● Task requirements
Reproduce each line from the records that holds "normal".
══ Input rows
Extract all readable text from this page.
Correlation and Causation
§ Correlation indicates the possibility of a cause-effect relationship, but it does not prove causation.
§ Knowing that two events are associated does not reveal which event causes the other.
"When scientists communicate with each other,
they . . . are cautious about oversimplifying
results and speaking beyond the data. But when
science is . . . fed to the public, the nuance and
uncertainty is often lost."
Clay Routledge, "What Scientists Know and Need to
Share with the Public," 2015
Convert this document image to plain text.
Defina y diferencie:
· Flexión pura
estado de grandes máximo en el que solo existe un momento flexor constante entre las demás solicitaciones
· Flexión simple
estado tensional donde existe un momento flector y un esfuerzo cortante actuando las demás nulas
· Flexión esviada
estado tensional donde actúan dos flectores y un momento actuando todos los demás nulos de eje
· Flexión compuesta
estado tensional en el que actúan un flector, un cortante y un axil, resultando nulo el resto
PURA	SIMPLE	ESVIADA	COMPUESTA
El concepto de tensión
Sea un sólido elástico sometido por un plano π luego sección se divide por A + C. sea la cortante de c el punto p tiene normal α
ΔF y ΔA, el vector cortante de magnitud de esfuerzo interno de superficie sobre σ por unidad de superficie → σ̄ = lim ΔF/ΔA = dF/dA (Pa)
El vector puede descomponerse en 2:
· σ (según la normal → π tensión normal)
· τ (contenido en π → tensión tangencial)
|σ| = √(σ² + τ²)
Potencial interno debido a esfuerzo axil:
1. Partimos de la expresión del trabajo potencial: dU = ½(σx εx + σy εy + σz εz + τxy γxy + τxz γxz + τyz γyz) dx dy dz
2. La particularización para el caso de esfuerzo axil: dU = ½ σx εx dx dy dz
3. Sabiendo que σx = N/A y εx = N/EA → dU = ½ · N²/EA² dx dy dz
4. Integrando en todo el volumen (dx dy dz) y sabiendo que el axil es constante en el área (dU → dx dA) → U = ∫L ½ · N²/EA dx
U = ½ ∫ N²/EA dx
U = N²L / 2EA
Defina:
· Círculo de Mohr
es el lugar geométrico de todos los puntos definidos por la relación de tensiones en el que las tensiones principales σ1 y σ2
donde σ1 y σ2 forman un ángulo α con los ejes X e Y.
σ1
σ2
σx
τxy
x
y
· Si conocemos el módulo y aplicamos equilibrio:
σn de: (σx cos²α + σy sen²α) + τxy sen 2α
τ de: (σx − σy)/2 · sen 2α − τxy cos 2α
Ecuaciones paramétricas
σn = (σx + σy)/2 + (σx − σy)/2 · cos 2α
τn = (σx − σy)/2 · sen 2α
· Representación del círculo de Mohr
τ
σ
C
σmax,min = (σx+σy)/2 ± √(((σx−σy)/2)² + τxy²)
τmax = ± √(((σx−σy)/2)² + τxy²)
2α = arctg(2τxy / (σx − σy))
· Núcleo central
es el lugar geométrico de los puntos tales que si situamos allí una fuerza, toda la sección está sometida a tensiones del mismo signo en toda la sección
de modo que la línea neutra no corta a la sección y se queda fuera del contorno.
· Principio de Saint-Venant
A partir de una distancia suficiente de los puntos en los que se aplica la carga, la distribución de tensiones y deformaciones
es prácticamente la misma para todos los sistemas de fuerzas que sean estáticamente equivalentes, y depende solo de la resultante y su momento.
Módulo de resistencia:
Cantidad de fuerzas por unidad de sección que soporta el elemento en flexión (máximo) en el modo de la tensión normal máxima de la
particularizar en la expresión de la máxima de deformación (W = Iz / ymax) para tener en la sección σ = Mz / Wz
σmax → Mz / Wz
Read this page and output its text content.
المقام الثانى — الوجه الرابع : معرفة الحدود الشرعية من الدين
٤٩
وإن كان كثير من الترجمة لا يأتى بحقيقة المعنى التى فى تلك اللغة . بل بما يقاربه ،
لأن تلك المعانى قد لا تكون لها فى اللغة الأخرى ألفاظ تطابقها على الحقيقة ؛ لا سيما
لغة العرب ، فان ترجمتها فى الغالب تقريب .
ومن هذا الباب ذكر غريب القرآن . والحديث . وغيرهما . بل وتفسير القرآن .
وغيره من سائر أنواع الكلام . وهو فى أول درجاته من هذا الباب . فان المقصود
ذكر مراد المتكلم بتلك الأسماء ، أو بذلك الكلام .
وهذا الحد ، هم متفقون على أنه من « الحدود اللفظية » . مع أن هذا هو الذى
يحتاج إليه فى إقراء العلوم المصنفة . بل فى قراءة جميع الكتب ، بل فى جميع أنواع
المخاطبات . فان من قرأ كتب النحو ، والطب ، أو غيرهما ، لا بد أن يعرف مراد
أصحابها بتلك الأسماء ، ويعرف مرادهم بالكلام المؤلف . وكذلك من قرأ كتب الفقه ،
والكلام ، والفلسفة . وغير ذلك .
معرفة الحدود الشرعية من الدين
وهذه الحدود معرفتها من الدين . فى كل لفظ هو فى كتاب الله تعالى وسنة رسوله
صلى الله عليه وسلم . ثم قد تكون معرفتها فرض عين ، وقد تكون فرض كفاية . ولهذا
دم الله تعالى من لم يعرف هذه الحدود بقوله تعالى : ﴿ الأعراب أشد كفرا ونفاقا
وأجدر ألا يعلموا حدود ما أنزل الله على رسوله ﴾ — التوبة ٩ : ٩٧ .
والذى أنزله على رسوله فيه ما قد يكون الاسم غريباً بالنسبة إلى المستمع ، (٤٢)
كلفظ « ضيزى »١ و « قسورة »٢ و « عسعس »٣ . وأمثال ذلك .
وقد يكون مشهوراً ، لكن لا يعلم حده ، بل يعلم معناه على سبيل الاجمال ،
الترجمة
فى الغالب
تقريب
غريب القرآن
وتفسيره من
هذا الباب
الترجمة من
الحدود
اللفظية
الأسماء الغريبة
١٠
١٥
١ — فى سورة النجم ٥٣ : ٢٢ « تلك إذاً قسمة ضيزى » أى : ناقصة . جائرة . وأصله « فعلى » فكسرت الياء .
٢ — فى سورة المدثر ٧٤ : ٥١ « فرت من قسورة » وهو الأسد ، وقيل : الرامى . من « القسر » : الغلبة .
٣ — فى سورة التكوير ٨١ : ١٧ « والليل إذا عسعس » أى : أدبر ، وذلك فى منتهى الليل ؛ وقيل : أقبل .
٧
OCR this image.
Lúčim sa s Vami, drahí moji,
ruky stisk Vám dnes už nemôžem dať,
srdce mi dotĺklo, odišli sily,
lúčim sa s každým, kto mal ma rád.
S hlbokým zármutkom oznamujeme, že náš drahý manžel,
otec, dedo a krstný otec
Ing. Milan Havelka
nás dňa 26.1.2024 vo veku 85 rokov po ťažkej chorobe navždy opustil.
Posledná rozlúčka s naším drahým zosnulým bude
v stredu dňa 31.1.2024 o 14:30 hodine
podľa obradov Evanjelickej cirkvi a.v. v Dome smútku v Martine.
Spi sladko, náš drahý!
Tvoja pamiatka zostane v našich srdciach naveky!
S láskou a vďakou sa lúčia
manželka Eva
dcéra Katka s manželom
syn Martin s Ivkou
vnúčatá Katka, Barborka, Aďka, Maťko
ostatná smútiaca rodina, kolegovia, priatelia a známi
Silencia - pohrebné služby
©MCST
════
● Worked solution
Sea un sólido elástico sometido por un plano π luego sección se divide por A + C. sea la cortante de c el punto p tiene normal α
· σ (según la normal → π tensión normal)
Cantidad de fuerzas por unidad de sección que soporta el elemento en flexión (máximo) en el modo de la tensión normal máxima de la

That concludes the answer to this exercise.